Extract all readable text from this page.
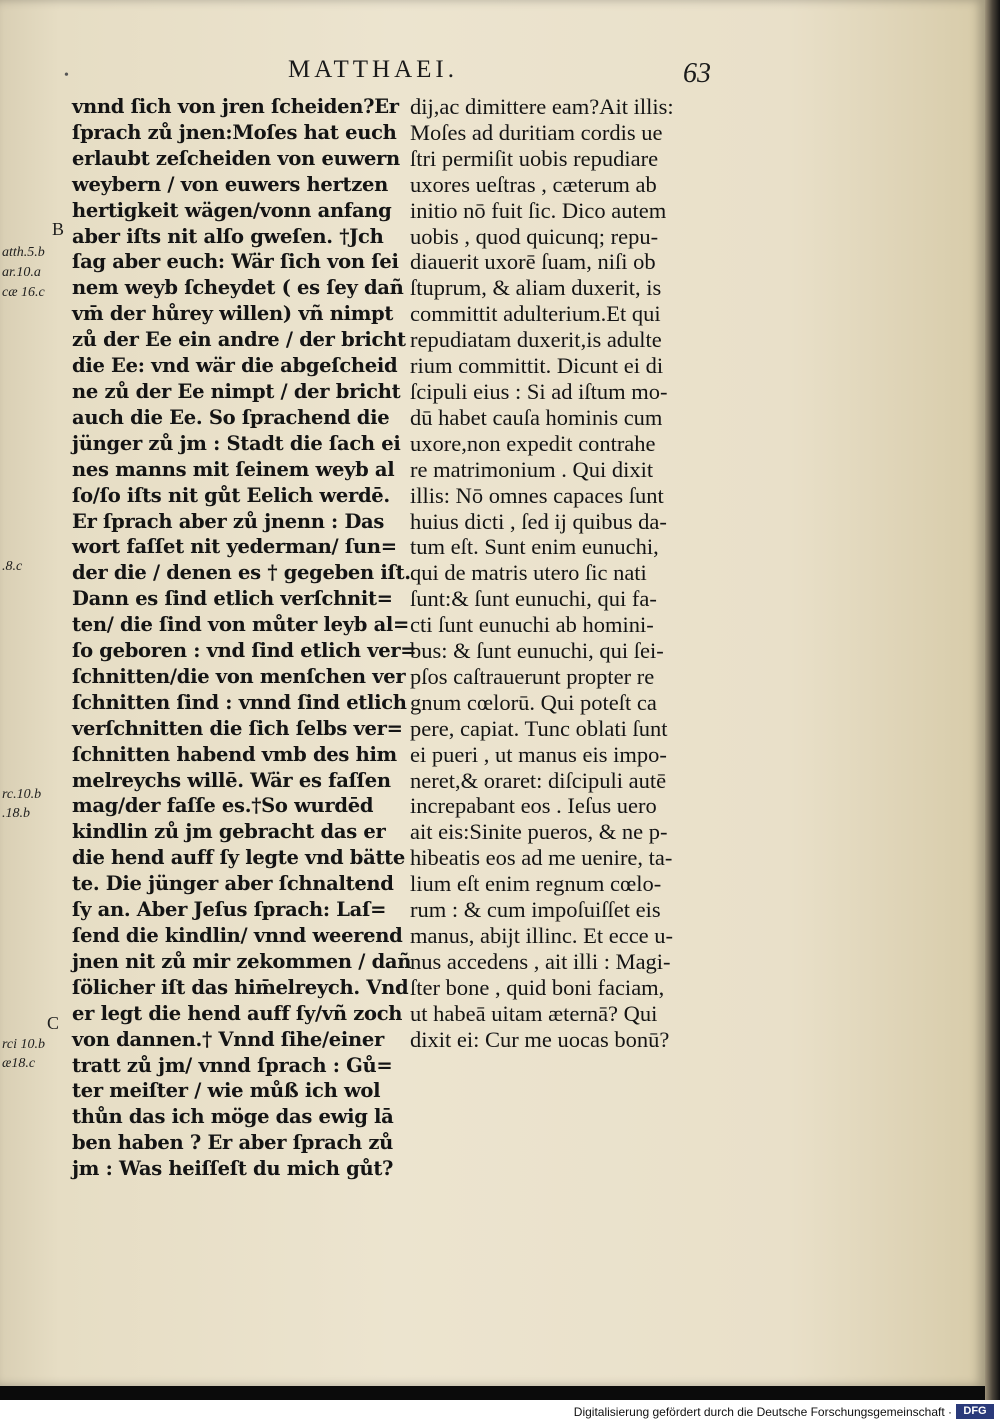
•	MATTHAEI.	63
B
atth.5.b
ar.10.a
cæ 16.c
.8.c
rc.10.b
.18.b
C
rci 10.b
æ18.c
vnnd ſich von jren ſcheiden?Er
ſprach zů jnen:Moſes hat euch
erlaubt zeſcheiden von euwern
weybern / von euwers hertzen
hertigkeit wägen/vonn anfang
aber iſts nit alſo gweſen. †Jch
ſag aber euch: Wär ſich von ſei
nem weyb ſcheydet ( es ſey dañ
vm̄ der hůrey willen) vñ nimpt
zů der Ee ein andre / der bricht
die Ee: vnd wär die abgeſcheid
ne zů der Ee nimpt / der bricht
auch die Ee. So ſprachend die
jünger zů jm : Stadt die ſach ei
nes manns mit ſeinem weyb al
ſo/ſo iſts nit gůt Eelich werdē.
Er ſprach aber zů jnenn : Das
wort faſſet nit yederman/ ſun=
der die / denen es † gegeben iſt.
Dann es ſind etlich verſchnit=
ten/ die ſind von můter leyb al=
ſo geboren : vnd ſind etlich ver=
ſchnitten/die von menſchen ver
ſchnitten ſind : vnnd ſind etlich
verſchnitten die ſich ſelbs ver=
ſchnitten habend vmb des him
melreychs willē. Wär es faſſen
mag/der faſſe es.†So wurdēd
kindlin zů jm gebracht das er
die hend auff ſy legte vnd bätte
te. Die jünger aber ſchnaltend
ſy an. Aber Jeſus ſprach: Laſ=
ſend die kindlin/ vnnd weerend
jnen nit zů mir zekommen / dañ
ſölicher iſt das him̄elreych. Vnd
er legt die hend auff ſy/vñ zoch
von dannen.† Vnnd ſihe/einer
tratt zů jm/ vnnd ſprach : Gů=
ter meiſter / wie můß ich wol
thůn das ich möge das ewig lā
ben haben ? Er aber ſprach zů
jm : Was heiſſeſt du mich gůt?
dij,ac dimittere eam?Ait illis:
Moſes ad duritiam cordis ue
ſtri permiſit uobis repudiare
uxores ueſtras , cæterum ab
initio nō fuit ſic. Dico autem
uobis , quod quicunq; repu-
diauerit uxorē ſuam, niſi ob
ſtuprum, & aliam duxerit, is
committit adulterium.Et qui
repudiatam duxerit,is adulte
rium committit. Dicunt ei di
ſcipuli eius : Si ad iſtum mo-
dū habet cauſa hominis cum
uxore,non expedit contrahe
re matrimonium . Qui dixit
illis: Nō omnes capaces ſunt
huius dicti , ſed ij quibus da-
tum eſt. Sunt enim eunuchi,
qui de matris utero ſic nati
ſunt:& ſunt eunuchi, qui fa-
cti ſunt eunuchi ab homini-
bus: & ſunt eunuchi, qui ſei-
pſos caſtrauerunt propter re
gnum cœlorū. Qui poteſt ca
pere, capiat. Tunc oblati ſunt
ei pueri , ut manus eis impo-
neret,& oraret: diſcipuli autē
increpabant eos . Ieſus uero
ait eis:Sinite pueros, & ne p-
hibeatis eos ad me uenire, ta-
lium eſt enim regnum cœlo-
rum : & cum impoſuiſſet eis
manus, abijt illinc. Et ecce u-
nus accedens , ait illi : Magi-
ſter bone , quid boni faciam,
ut habeā uitam æternā? Qui
dixit ei: Cur me uocas bonū?
Digitalisierung gefördert durch die Deutsche Forschungsgemeinschaft ·	DFG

--------------------------------------------------

Task requirements> Reproduce the material above verbatim; omit every picture.

Result of the task>
Extract all readable text from this page.
•	MATTHAEI.	63
B
atth.5.b
ar.10.a
cæ 16.c
.8.c
rc.10.b
.18.b
C
rci 10.b
æ18.c
vnnd ſich von jren ſcheiden?Er
ſprach zů jnen:Moſes hat euch
erlaubt zeſcheiden von euwern
weybern / von euwers hertzen
hertigkeit wägen/vonn anfang
aber iſts nit alſo gweſen. †Jch
ſag aber euch: Wär ſich von ſei
nem weyb ſcheydet ( es ſey dañ
vm̄ der hůrey willen) vñ nimpt
zů der Ee ein andre / der bricht
die Ee: vnd wär die abgeſcheid
ne zů der Ee nimpt / der bricht
auch die Ee. So ſprachend die
jünger zů jm : Stadt die ſach ei
nes manns mit ſeinem weyb al
ſo/ſo iſts nit gůt Eelich werdē.
Er ſprach aber zů jnenn : Das
wort faſſet nit yederman/ ſun=
der die / denen es † gegeben iſt.
Dann es ſind etlich verſchnit=
ten/ die ſind von můter leyb al=
ſo geboren : vnd ſind etlich ver=
ſchnitten/die von menſchen ver
ſchnitten ſind : vnnd ſind etlich
verſchnitten die ſich ſelbs ver=
ſchnitten habend vmb des him
melreychs willē. Wär es faſſen
mag/der faſſe es.†So wurdēd
kindlin zů jm gebracht das er
die hend auff ſy legte vnd bätte
te. Die jünger aber ſchnaltend
ſy an. Aber Jeſus ſprach: Laſ=
ſend die kindlin/ vnnd weerend
jnen nit zů mir zekommen / dañ
ſölicher iſt das him̄elreych. Vnd
er legt die hend auff ſy/vñ zoch
von dannen.† Vnnd ſihe/einer
tratt zů jm/ vnnd ſprach : Gů=
ter meiſter / wie můß ich wol
thůn das ich möge das ewig lā
ben haben ? Er aber ſprach zů
jm : Was heiſſeſt du mich gůt?
dij,ac dimittere eam?Ait illis:
Moſes ad duritiam cordis ue
ſtri permiſit uobis repudiare
uxores ueſtras , cæterum ab
initio nō fuit ſic. Dico autem
uobis , quod quicunq; repu-
diauerit uxorē ſuam, niſi ob
ſtuprum, & aliam duxerit, is
committit adulterium.Et qui
repudiatam duxerit,is adulte
rium committit. Dicunt ei di
ſcipuli eius : Si ad iſtum mo-
dū habet cauſa hominis cum
uxore,non expedit contrahe
re matrimonium . Qui dixit
illis: Nō omnes capaces ſunt
huius dicti , ſed ij quibus da-
tum eſt. Sunt enim eunuchi,
qui de matris utero ſic nati
ſunt:& ſunt eunuchi, qui fa-
cti ſunt eunuchi ab homini-
bus: & ſunt eunuchi, qui ſei-
pſos caſtrauerunt propter re
gnum cœlorū. Qui poteſt ca
pere, capiat. Tunc oblati ſunt
ei pueri , ut manus eis impo-
neret,& oraret: diſcipuli autē
increpabant eos . Ieſus uero
ait eis:Sinite pueros, & ne p-
hibeatis eos ad me uenire, ta-
lium eſt enim regnum cœlo-
rum : & cum impoſuiſſet eis
manus, abijt illinc. Et ecce u-
nus accedens , ait illi : Magi-
ſter bone , quid boni faciam,
ut habeā uitam æternā? Qui
dixit ei: Cur me uocas bonū?
Digitalisierung gefördert durch die Deutsche Forschungsgemeinschaft ·	DFG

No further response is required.